## START TASK INPUTS

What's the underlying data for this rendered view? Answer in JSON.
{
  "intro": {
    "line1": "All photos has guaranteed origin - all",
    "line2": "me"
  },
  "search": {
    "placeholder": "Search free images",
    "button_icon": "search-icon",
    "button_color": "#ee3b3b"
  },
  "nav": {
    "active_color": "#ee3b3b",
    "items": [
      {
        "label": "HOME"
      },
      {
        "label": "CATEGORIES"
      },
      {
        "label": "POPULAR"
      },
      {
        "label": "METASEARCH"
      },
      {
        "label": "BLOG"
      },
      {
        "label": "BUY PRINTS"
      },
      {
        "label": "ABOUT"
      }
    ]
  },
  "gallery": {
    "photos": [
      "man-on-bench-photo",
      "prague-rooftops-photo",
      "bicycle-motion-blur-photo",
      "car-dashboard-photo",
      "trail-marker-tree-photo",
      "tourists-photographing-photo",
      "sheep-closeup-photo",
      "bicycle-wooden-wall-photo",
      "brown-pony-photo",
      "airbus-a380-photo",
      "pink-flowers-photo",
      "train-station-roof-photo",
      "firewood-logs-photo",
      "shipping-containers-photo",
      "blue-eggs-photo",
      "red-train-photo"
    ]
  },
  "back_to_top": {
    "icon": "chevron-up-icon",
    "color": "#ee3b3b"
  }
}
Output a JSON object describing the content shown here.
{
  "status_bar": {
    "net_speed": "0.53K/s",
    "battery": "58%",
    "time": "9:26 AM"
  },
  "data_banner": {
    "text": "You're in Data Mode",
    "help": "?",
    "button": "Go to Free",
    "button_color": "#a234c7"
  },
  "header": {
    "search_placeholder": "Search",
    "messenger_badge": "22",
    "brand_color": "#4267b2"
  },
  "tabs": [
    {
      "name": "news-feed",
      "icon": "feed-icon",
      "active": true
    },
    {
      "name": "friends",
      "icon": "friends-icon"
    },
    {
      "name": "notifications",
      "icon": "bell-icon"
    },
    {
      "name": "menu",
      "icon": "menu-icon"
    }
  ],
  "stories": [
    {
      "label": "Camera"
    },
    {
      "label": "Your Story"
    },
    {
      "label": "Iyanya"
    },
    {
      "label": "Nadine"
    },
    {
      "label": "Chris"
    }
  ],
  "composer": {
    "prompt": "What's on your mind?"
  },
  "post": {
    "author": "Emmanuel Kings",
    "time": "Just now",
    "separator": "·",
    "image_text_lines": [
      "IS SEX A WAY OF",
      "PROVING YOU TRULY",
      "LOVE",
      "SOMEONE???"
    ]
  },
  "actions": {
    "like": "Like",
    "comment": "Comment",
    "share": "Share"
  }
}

## END TASK INPUTS

WORK TO COMPLETE.
Recite the full listing above exactly.

WORKED ANSWER.
What's the underlying data for this rendered view? Answer in JSON.
{
  "intro": {
    "line1": "All photos has guaranteed origin - all",
    "line2": "me"
  },
  "search": {
    "placeholder": "Search free images",
    "button_icon": "search-icon",
    "button_color": "#ee3b3b"
  },
  "nav": {
    "active_color": "#ee3b3b",
    "items": [
      {
        "label": "HOME"
      },
      {
        "label": "CATEGORIES"
      },
      {
        "label": "POPULAR"
      },
      {
        "label": "METASEARCH"
      },
      {
        "label": "BLOG"
      },
      {
        "label": "BUY PRINTS"
      },
      {
        "label": "ABOUT"
      }
    ]
  },
  "gallery": {
    "photos": [
      "man-on-bench-photo",
      "prague-rooftops-photo",
      "bicycle-motion-blur-photo",
      "car-dashboard-photo",
      "trail-marker-tree-photo",
      "tourists-photographing-photo",
      "sheep-closeup-photo",
      "bicycle-wooden-wall-photo",
      "brown-pony-photo",
      "airbus-a380-photo",
      "pink-flowers-photo",
      "train-station-roof-photo",
      "firewood-logs-photo",
      "shipping-containers-photo",
      "blue-eggs-photo",
      "red-train-photo"
    ]
  },
  "back_to_top": {
    "icon": "chevron-up-icon",
    "color": "#ee3b3b"
  }
}
Output a JSON object describing the content shown here.
{
  "status_bar": {
    "net_speed": "0.53K/s",
    "battery": "58%",
    "time": "9:26 AM"
  },
  "data_banner": {
    "text": "You're in Data Mode",
    "help": "?",
    "button": "Go to Free",
    "button_color": "#a234c7"
  },
  "header": {
    "search_placeholder": "Search",
    "messenger_badge": "22",
    "brand_color": "#4267b2"
  },
  "tabs": [
    {
      "name": "news-feed",
      "icon": "feed-icon",
      "active": true
    },
    {
      "name": "friends",
      "icon": "friends-icon"
    },
    {
      "name": "notifications",
      "icon": "bell-icon"
    },
    {
      "name": "menu",
      "icon": "menu-icon"
    }
  ],
  "stories": [
    {
      "label": "Camera"
    },
    {
      "label": "Your Story"
    },
    {
      "label": "Iyanya"
    },
    {
      "label": "Nadine"
    },
    {
      "label": "Chris"
    }
  ],
  "composer": {
    "prompt": "What's on your mind?"
  },
  "post": {
    "author": "Emmanuel Kings",
    "time": "Just now",
    "separator": "·",
    "image_text_lines": [
      "IS SEX A WAY OF",
      "PROVING YOU TRULY",
      "LOVE",
      "SOMEONE???"
    ]
  },
  "actions": {
    "like": "Like",
    "comment": "Comment",
    "share": "Share"
  }
}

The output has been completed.